■ Task description
Write out every line below that includes the word "structure".

■ Data listing
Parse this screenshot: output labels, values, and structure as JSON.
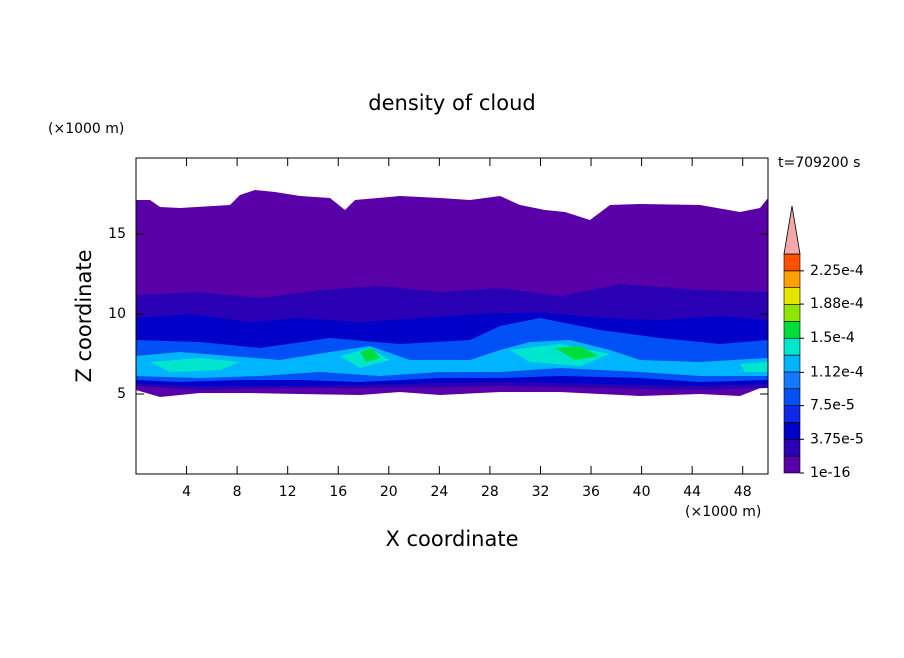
{
  "chart_data": {
    "type": "contour",
    "title": "density of cloud",
    "x_label": "X coordinate",
    "y_label": "Z coordinate",
    "x_unit": "(×1000 m)",
    "y_unit": "(×1000 m)",
    "annotation": "t=709200 s",
    "xlim": [
      0,
      50
    ],
    "xticks": [
      4,
      8,
      12,
      16,
      20,
      24,
      28,
      32,
      36,
      40,
      44,
      48
    ],
    "ylim": [
      0,
      19.75
    ],
    "yticks": [
      5,
      10,
      15
    ],
    "colorbar": {
      "clim": [
        1e-16,
        0.00024375
      ],
      "colors": [
        "#5a00a8",
        "#2a00b4",
        "#0000c8",
        "#0a28e6",
        "#0050f5",
        "#1478ff",
        "#00b4ff",
        "#00e6cc",
        "#00dc3c",
        "#8ce600",
        "#e6e600",
        "#ffa000",
        "#ff5000"
      ],
      "extend_color": "#f4a8a8",
      "ticks": [
        {
          "value": 1e-16,
          "label": "1e-16"
        },
        {
          "value": 3.75e-05,
          "label": "3.75e-5"
        },
        {
          "value": 7.5e-05,
          "label": "7.5e-5"
        },
        {
          "value": 0.000112,
          "label": "1.12e-4"
        },
        {
          "value": 0.00015,
          "label": "1.5e-4"
        },
        {
          "value": 0.000188,
          "label": "1.88e-4"
        },
        {
          "value": 0.000225,
          "label": "2.25e-4"
        }
      ]
    }
  }
}
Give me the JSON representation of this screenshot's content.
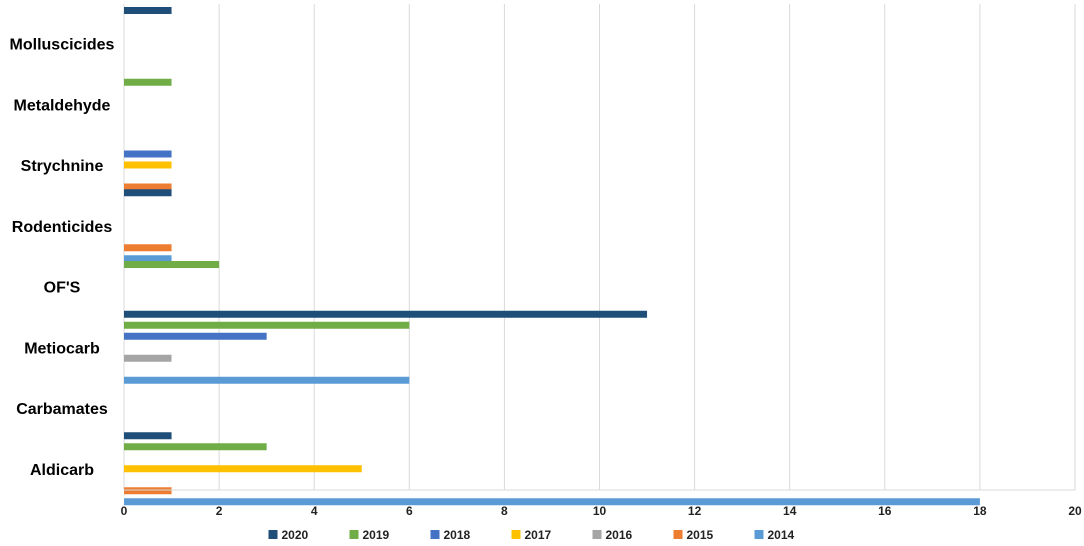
{
  "chart_data": {
    "type": "bar",
    "orientation": "horizontal",
    "categories": [
      "Molluscicides",
      "Metaldehyde",
      "Strychnine",
      "Rodenticides",
      "OF'S",
      "Metiocarb",
      "Carbamates",
      "Aldicarb"
    ],
    "series": [
      {
        "name": "2020",
        "color": "#1F4E79",
        "values": [
          1,
          null,
          null,
          1,
          null,
          11,
          null,
          1
        ]
      },
      {
        "name": "2019",
        "color": "#70AD47",
        "values": [
          null,
          1,
          null,
          null,
          2,
          6,
          null,
          3
        ]
      },
      {
        "name": "2018",
        "color": "#4472C4",
        "values": [
          null,
          null,
          1,
          null,
          null,
          3,
          null,
          null
        ]
      },
      {
        "name": "2017",
        "color": "#FFC000",
        "values": [
          null,
          null,
          1,
          null,
          null,
          null,
          null,
          5
        ]
      },
      {
        "name": "2016",
        "color": "#A5A5A5",
        "values": [
          null,
          null,
          null,
          null,
          null,
          1,
          null,
          null
        ]
      },
      {
        "name": "2015",
        "color": "#ED7D31",
        "values": [
          null,
          null,
          1,
          1,
          null,
          null,
          null,
          1
        ]
      },
      {
        "name": "2014",
        "color": "#5B9BD5",
        "values": [
          null,
          null,
          null,
          1,
          null,
          6,
          null,
          18
        ]
      }
    ],
    "xlim": [
      0,
      20
    ],
    "xticks": [
      "0",
      "2",
      "4",
      "6",
      "8",
      "10",
      "12",
      "14",
      "16",
      "18",
      "20"
    ],
    "grid": true,
    "legend_position": "bottom"
  }
}
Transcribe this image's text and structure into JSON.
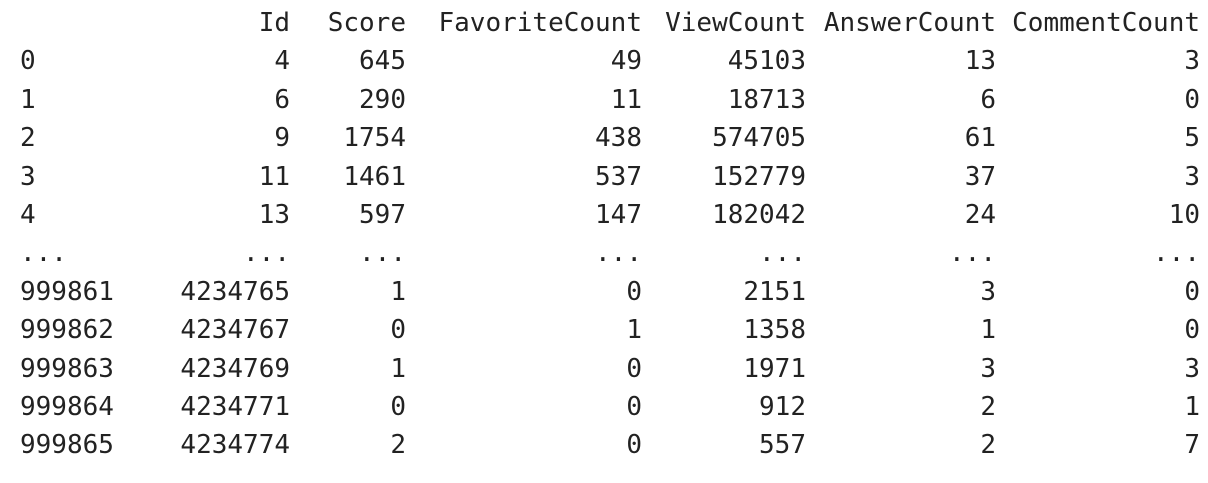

■ Full answer
Parse this screenshot: output labels, values, and structure as JSON.
Transcribe this image's text and structure into JSON.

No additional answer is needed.